— Start —

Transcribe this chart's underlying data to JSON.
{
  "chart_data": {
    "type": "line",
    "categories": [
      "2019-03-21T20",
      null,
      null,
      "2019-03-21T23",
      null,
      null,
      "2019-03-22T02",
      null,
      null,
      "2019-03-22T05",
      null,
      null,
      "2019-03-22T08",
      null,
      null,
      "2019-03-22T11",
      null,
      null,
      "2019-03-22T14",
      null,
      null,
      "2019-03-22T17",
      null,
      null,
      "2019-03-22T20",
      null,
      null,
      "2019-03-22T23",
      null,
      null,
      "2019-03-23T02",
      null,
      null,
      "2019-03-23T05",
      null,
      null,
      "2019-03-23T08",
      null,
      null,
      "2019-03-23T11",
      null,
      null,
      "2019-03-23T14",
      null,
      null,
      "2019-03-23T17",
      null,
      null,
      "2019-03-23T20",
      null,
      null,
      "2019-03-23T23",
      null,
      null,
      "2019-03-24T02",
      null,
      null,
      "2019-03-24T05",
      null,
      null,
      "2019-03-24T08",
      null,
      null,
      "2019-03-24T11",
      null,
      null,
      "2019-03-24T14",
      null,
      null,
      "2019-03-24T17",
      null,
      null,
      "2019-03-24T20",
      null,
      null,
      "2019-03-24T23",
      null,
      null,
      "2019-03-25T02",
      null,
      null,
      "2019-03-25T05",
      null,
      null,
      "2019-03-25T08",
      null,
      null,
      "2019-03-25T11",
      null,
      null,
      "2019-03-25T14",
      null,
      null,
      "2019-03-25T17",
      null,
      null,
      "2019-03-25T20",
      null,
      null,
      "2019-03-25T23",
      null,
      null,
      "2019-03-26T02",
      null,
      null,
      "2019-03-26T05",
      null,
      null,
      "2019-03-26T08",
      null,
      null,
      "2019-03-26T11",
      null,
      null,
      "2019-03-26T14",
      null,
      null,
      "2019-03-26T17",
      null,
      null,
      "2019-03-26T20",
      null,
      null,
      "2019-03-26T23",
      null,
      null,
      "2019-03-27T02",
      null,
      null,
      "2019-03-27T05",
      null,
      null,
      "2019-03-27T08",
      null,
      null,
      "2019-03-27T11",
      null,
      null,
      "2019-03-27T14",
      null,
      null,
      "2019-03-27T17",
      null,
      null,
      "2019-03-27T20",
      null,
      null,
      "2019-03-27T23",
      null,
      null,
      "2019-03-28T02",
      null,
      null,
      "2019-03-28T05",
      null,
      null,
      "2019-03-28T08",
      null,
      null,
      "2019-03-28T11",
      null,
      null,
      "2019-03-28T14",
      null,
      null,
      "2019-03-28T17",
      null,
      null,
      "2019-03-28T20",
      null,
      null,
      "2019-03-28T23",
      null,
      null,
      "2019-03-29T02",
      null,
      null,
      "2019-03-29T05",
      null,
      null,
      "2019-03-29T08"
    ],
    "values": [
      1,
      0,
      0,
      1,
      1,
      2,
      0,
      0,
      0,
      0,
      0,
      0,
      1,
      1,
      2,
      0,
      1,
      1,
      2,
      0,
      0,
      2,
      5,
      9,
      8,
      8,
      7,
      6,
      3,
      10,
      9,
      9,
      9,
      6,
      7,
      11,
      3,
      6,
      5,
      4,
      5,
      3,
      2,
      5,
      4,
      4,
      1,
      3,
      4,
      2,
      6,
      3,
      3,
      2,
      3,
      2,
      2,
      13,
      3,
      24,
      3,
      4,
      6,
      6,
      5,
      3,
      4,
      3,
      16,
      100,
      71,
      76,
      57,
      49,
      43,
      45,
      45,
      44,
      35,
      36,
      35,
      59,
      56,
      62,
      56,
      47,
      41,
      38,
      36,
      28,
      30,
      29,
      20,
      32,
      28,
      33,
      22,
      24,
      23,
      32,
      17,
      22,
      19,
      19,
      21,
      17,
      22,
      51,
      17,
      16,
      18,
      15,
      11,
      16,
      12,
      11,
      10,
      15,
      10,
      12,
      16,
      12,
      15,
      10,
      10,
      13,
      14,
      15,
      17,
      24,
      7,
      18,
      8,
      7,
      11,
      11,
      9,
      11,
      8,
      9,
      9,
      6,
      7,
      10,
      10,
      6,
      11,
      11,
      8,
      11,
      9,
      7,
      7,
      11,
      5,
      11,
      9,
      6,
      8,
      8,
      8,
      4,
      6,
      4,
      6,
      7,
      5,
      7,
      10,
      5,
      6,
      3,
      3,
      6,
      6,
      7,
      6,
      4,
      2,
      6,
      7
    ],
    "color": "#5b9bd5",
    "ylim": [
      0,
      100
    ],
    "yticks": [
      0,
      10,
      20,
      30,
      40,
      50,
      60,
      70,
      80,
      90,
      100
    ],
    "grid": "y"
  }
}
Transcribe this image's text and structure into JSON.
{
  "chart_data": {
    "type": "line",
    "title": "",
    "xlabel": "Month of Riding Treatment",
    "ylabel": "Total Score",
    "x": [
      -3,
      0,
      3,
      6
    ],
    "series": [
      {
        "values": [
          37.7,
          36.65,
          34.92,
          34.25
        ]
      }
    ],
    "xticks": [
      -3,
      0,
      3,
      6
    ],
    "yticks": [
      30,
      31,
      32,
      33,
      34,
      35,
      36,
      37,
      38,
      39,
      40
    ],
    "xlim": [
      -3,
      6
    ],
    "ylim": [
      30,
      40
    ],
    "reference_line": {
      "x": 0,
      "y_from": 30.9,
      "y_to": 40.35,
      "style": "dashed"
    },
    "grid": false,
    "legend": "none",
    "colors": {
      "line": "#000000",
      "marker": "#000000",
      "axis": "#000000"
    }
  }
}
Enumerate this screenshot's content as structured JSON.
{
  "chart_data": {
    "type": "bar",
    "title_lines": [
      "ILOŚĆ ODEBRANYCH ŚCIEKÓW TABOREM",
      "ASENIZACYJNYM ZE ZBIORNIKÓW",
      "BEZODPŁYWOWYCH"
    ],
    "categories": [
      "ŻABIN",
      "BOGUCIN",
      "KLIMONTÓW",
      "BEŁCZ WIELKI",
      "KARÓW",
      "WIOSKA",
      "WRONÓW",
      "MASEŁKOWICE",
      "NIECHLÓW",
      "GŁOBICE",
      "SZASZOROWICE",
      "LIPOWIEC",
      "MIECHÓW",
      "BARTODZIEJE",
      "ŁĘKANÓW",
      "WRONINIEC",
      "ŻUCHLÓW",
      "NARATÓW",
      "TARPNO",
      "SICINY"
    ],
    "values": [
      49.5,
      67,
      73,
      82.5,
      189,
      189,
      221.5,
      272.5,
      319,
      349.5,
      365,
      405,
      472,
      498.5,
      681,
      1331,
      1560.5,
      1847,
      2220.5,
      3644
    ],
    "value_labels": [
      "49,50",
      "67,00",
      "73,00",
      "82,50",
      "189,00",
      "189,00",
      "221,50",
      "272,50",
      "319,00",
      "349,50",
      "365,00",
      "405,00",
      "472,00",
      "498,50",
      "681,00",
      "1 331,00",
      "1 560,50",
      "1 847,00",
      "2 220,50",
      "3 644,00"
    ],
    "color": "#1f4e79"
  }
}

— End —

> _Task statement_
Set down every line of the listing above again, exactly as given.

> _Complete answer_
Transcribe this chart's underlying data to JSON.
{
  "chart_data": {
    "type": "line",
    "categories": [
      "2019-03-21T20",
      null,
      null,
      "2019-03-21T23",
      null,
      null,
      "2019-03-22T02",
      null,
      null,
      "2019-03-22T05",
      null,
      null,
      "2019-03-22T08",
      null,
      null,
      "2019-03-22T11",
      null,
      null,
      "2019-03-22T14",
      null,
      null,
      "2019-03-22T17",
      null,
      null,
      "2019-03-22T20",
      null,
      null,
      "2019-03-22T23",
      null,
      null,
      "2019-03-23T02",
      null,
      null,
      "2019-03-23T05",
      null,
      null,
      "2019-03-23T08",
      null,
      null,
      "2019-03-23T11",
      null,
      null,
      "2019-03-23T14",
      null,
      null,
      "2019-03-23T17",
      null,
      null,
      "2019-03-23T20",
      null,
      null,
      "2019-03-23T23",
      null,
      null,
      "2019-03-24T02",
      null,
      null,
      "2019-03-24T05",
      null,
      null,
      "2019-03-24T08",
      null,
      null,
      "2019-03-24T11",
      null,
      null,
      "2019-03-24T14",
      null,
      null,
      "2019-03-24T17",
      null,
      null,
      "2019-03-24T20",
      null,
      null,
      "2019-03-24T23",
      null,
      null,
      "2019-03-25T02",
      null,
      null,
      "2019-03-25T05",
      null,
      null,
      "2019-03-25T08",
      null,
      null,
      "2019-03-25T11",
      null,
      null,
      "2019-03-25T14",
      null,
      null,
      "2019-03-25T17",
      null,
      null,
      "2019-03-25T20",
      null,
      null,
      "2019-03-25T23",
      null,
      null,
      "2019-03-26T02",
      null,
      null,
      "2019-03-26T05",
      null,
      null,
      "2019-03-26T08",
      null,
      null,
      "2019-03-26T11",
      null,
      null,
      "2019-03-26T14",
      null,
      null,
      "2019-03-26T17",
      null,
      null,
      "2019-03-26T20",
      null,
      null,
      "2019-03-26T23",
      null,
      null,
      "2019-03-27T02",
      null,
      null,
      "2019-03-27T05",
      null,
      null,
      "2019-03-27T08",
      null,
      null,
      "2019-03-27T11",
      null,
      null,
      "2019-03-27T14",
      null,
      null,
      "2019-03-27T17",
      null,
      null,
      "2019-03-27T20",
      null,
      null,
      "2019-03-27T23",
      null,
      null,
      "2019-03-28T02",
      null,
      null,
      "2019-03-28T05",
      null,
      null,
      "2019-03-28T08",
      null,
      null,
      "2019-03-28T11",
      null,
      null,
      "2019-03-28T14",
      null,
      null,
      "2019-03-28T17",
      null,
      null,
      "2019-03-28T20",
      null,
      null,
      "2019-03-28T23",
      null,
      null,
      "2019-03-29T02",
      null,
      null,
      "2019-03-29T05",
      null,
      null,
      "2019-03-29T08"
    ],
    "values": [
      1,
      0,
      0,
      1,
      1,
      2,
      0,
      0,
      0,
      0,
      0,
      0,
      1,
      1,
      2,
      0,
      1,
      1,
      2,
      0,
      0,
      2,
      5,
      9,
      8,
      8,
      7,
      6,
      3,
      10,
      9,
      9,
      9,
      6,
      7,
      11,
      3,
      6,
      5,
      4,
      5,
      3,
      2,
      5,
      4,
      4,
      1,
      3,
      4,
      2,
      6,
      3,
      3,
      2,
      3,
      2,
      2,
      13,
      3,
      24,
      3,
      4,
      6,
      6,
      5,
      3,
      4,
      3,
      16,
      100,
      71,
      76,
      57,
      49,
      43,
      45,
      45,
      44,
      35,
      36,
      35,
      59,
      56,
      62,
      56,
      47,
      41,
      38,
      36,
      28,
      30,
      29,
      20,
      32,
      28,
      33,
      22,
      24,
      23,
      32,
      17,
      22,
      19,
      19,
      21,
      17,
      22,
      51,
      17,
      16,
      18,
      15,
      11,
      16,
      12,
      11,
      10,
      15,
      10,
      12,
      16,
      12,
      15,
      10,
      10,
      13,
      14,
      15,
      17,
      24,
      7,
      18,
      8,
      7,
      11,
      11,
      9,
      11,
      8,
      9,
      9,
      6,
      7,
      10,
      10,
      6,
      11,
      11,
      8,
      11,
      9,
      7,
      7,
      11,
      5,
      11,
      9,
      6,
      8,
      8,
      8,
      4,
      6,
      4,
      6,
      7,
      5,
      7,
      10,
      5,
      6,
      3,
      3,
      6,
      6,
      7,
      6,
      4,
      2,
      6,
      7
    ],
    "color": "#5b9bd5",
    "ylim": [
      0,
      100
    ],
    "yticks": [
      0,
      10,
      20,
      30,
      40,
      50,
      60,
      70,
      80,
      90,
      100
    ],
    "grid": "y"
  }
}
Transcribe this image's text and structure into JSON.
{
  "chart_data": {
    "type": "line",
    "title": "",
    "xlabel": "Month of Riding Treatment",
    "ylabel": "Total Score",
    "x": [
      -3,
      0,
      3,
      6
    ],
    "series": [
      {
        "values": [
          37.7,
          36.65,
          34.92,
          34.25
        ]
      }
    ],
    "xticks": [
      -3,
      0,
      3,
      6
    ],
    "yticks": [
      30,
      31,
      32,
      33,
      34,
      35,
      36,
      37,
      38,
      39,
      40
    ],
    "xlim": [
      -3,
      6
    ],
    "ylim": [
      30,
      40
    ],
    "reference_line": {
      "x": 0,
      "y_from": 30.9,
      "y_to": 40.35,
      "style": "dashed"
    },
    "grid": false,
    "legend": "none",
    "colors": {
      "line": "#000000",
      "marker": "#000000",
      "axis": "#000000"
    }
  }
}
Enumerate this screenshot's content as structured JSON.
{
  "chart_data": {
    "type": "bar",
    "title_lines": [
      "ILOŚĆ ODEBRANYCH ŚCIEKÓW TABOREM",
      "ASENIZACYJNYM ZE ZBIORNIKÓW",
      "BEZODPŁYWOWYCH"
    ],
    "categories": [
      "ŻABIN",
      "BOGUCIN",
      "KLIMONTÓW",
      "BEŁCZ WIELKI",
      "KARÓW",
      "WIOSKA",
      "WRONÓW",
      "MASEŁKOWICE",
      "NIECHLÓW",
      "GŁOBICE",
      "SZASZOROWICE",
      "LIPOWIEC",
      "MIECHÓW",
      "BARTODZIEJE",
      "ŁĘKANÓW",
      "WRONINIEC",
      "ŻUCHLÓW",
      "NARATÓW",
      "TARPNO",
      "SICINY"
    ],
    "values": [
      49.5,
      67,
      73,
      82.5,
      189,
      189,
      221.5,
      272.5,
      319,
      349.5,
      365,
      405,
      472,
      498.5,
      681,
      1331,
      1560.5,
      1847,
      2220.5,
      3644
    ],
    "value_labels": [
      "49,50",
      "67,00",
      "73,00",
      "82,50",
      "189,00",
      "189,00",
      "221,50",
      "272,50",
      "319,00",
      "349,50",
      "365,00",
      "405,00",
      "472,00",
      "498,50",
      "681,00",
      "1 331,00",
      "1 560,50",
      "1 847,00",
      "2 220,50",
      "3 644,00"
    ],
    "color": "#1f4e79"
  }
}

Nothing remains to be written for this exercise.